(Data entries)
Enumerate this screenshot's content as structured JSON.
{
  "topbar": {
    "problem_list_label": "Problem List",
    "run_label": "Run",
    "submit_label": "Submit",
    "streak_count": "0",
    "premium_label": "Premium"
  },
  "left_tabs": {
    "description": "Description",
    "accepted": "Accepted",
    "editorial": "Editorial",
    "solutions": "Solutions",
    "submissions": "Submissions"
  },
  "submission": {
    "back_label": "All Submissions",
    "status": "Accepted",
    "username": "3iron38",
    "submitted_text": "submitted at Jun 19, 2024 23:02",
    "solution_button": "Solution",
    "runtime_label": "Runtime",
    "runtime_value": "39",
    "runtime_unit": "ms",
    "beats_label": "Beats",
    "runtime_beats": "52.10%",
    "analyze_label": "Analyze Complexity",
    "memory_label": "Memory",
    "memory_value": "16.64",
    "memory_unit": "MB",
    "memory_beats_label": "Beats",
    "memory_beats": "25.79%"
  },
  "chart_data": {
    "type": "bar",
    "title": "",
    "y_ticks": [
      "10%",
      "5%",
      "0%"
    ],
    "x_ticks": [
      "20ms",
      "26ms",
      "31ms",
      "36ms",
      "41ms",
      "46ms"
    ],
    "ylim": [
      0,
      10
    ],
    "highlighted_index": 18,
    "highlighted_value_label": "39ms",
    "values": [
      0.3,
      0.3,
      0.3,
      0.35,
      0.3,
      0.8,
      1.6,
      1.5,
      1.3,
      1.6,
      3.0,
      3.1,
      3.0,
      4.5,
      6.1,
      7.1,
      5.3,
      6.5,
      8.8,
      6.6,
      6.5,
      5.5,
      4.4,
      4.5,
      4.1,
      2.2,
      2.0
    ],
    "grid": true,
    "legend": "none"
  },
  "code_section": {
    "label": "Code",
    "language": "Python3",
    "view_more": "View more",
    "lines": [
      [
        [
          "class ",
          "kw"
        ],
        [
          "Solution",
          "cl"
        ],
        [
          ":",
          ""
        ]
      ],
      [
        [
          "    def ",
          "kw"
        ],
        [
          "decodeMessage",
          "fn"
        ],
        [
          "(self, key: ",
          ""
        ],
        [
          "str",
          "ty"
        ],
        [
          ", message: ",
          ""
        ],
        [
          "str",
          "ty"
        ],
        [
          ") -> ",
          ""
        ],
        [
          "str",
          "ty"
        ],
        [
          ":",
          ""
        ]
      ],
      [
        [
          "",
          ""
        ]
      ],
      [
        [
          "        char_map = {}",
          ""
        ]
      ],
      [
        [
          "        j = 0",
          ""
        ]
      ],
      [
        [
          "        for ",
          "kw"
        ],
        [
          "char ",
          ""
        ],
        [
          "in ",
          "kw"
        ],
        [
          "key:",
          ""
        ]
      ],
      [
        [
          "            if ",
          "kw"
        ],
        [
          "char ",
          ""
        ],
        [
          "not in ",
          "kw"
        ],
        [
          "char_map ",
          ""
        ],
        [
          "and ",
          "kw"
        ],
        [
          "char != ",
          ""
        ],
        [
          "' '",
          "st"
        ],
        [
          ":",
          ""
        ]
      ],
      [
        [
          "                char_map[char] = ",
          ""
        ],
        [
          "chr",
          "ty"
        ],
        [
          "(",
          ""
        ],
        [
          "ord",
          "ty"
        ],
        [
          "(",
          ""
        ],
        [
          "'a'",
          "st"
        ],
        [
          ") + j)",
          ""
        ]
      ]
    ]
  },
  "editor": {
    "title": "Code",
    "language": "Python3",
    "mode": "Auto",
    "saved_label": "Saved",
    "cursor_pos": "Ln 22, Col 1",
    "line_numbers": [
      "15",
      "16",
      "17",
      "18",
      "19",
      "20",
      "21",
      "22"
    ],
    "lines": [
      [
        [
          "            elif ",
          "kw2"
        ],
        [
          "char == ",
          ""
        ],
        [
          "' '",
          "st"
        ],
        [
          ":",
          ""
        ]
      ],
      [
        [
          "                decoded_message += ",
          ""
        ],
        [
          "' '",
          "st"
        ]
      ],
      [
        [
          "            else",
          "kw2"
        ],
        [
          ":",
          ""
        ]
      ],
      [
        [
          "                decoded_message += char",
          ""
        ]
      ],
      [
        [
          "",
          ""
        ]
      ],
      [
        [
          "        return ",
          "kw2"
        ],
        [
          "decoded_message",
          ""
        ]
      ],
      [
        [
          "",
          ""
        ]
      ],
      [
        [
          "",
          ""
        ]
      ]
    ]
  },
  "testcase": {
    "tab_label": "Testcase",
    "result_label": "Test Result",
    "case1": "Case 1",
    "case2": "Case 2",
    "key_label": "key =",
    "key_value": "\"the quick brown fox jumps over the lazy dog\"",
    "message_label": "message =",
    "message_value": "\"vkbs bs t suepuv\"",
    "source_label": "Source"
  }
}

▶ [Instruction]:
Quote all of the entries exactly as they appear.

▶ [Result for this exercise]:
Enumerate this screenshot's content as structured JSON.
{
  "topbar": {
    "problem_list_label": "Problem List",
    "run_label": "Run",
    "submit_label": "Submit",
    "streak_count": "0",
    "premium_label": "Premium"
  },
  "left_tabs": {
    "description": "Description",
    "accepted": "Accepted",
    "editorial": "Editorial",
    "solutions": "Solutions",
    "submissions": "Submissions"
  },
  "submission": {
    "back_label": "All Submissions",
    "status": "Accepted",
    "username": "3iron38",
    "submitted_text": "submitted at Jun 19, 2024 23:02",
    "solution_button": "Solution",
    "runtime_label": "Runtime",
    "runtime_value": "39",
    "runtime_unit": "ms",
    "beats_label": "Beats",
    "runtime_beats": "52.10%",
    "analyze_label": "Analyze Complexity",
    "memory_label": "Memory",
    "memory_value": "16.64",
    "memory_unit": "MB",
    "memory_beats_label": "Beats",
    "memory_beats": "25.79%"
  },
  "chart_data": {
    "type": "bar",
    "title": "",
    "y_ticks": [
      "10%",
      "5%",
      "0%"
    ],
    "x_ticks": [
      "20ms",
      "26ms",
      "31ms",
      "36ms",
      "41ms",
      "46ms"
    ],
    "ylim": [
      0,
      10
    ],
    "highlighted_index": 18,
    "highlighted_value_label": "39ms",
    "values": [
      0.3,
      0.3,
      0.3,
      0.35,
      0.3,
      0.8,
      1.6,
      1.5,
      1.3,
      1.6,
      3.0,
      3.1,
      3.0,
      4.5,
      6.1,
      7.1,
      5.3,
      6.5,
      8.8,
      6.6,
      6.5,
      5.5,
      4.4,
      4.5,
      4.1,
      2.2,
      2.0
    ],
    "grid": true,
    "legend": "none"
  },
  "code_section": {
    "label": "Code",
    "language": "Python3",
    "view_more": "View more",
    "lines": [
      [
        [
          "class ",
          "kw"
        ],
        [
          "Solution",
          "cl"
        ],
        [
          ":",
          ""
        ]
      ],
      [
        [
          "    def ",
          "kw"
        ],
        [
          "decodeMessage",
          "fn"
        ],
        [
          "(self, key: ",
          ""
        ],
        [
          "str",
          "ty"
        ],
        [
          ", message: ",
          ""
        ],
        [
          "str",
          "ty"
        ],
        [
          ") -> ",
          ""
        ],
        [
          "str",
          "ty"
        ],
        [
          ":",
          ""
        ]
      ],
      [
        [
          "",
          ""
        ]
      ],
      [
        [
          "        char_map = {}",
          ""
        ]
      ],
      [
        [
          "        j = 0",
          ""
        ]
      ],
      [
        [
          "        for ",
          "kw"
        ],
        [
          "char ",
          ""
        ],
        [
          "in ",
          "kw"
        ],
        [
          "key:",
          ""
        ]
      ],
      [
        [
          "            if ",
          "kw"
        ],
        [
          "char ",
          ""
        ],
        [
          "not in ",
          "kw"
        ],
        [
          "char_map ",
          ""
        ],
        [
          "and ",
          "kw"
        ],
        [
          "char != ",
          ""
        ],
        [
          "' '",
          "st"
        ],
        [
          ":",
          ""
        ]
      ],
      [
        [
          "                char_map[char] = ",
          ""
        ],
        [
          "chr",
          "ty"
        ],
        [
          "(",
          ""
        ],
        [
          "ord",
          "ty"
        ],
        [
          "(",
          ""
        ],
        [
          "'a'",
          "st"
        ],
        [
          ") + j)",
          ""
        ]
      ]
    ]
  },
  "editor": {
    "title": "Code",
    "language": "Python3",
    "mode": "Auto",
    "saved_label": "Saved",
    "cursor_pos": "Ln 22, Col 1",
    "line_numbers": [
      "15",
      "16",
      "17",
      "18",
      "19",
      "20",
      "21",
      "22"
    ],
    "lines": [
      [
        [
          "            elif ",
          "kw2"
        ],
        [
          "char == ",
          ""
        ],
        [
          "' '",
          "st"
        ],
        [
          ":",
          ""
        ]
      ],
      [
        [
          "                decoded_message += ",
          ""
        ],
        [
          "' '",
          "st"
        ]
      ],
      [
        [
          "            else",
          "kw2"
        ],
        [
          ":",
          ""
        ]
      ],
      [
        [
          "                decoded_message += char",
          ""
        ]
      ],
      [
        [
          "",
          ""
        ]
      ],
      [
        [
          "        return ",
          "kw2"
        ],
        [
          "decoded_message",
          ""
        ]
      ],
      [
        [
          "",
          ""
        ]
      ],
      [
        [
          "",
          ""
        ]
      ]
    ]
  },
  "testcase": {
    "tab_label": "Testcase",
    "result_label": "Test Result",
    "case1": "Case 1",
    "case2": "Case 2",
    "key_label": "key =",
    "key_value": "\"the quick brown fox jumps over the lazy dog\"",
    "message_label": "message =",
    "message_value": "\"vkbs bs t suepuv\"",
    "source_label": "Source"
  }
}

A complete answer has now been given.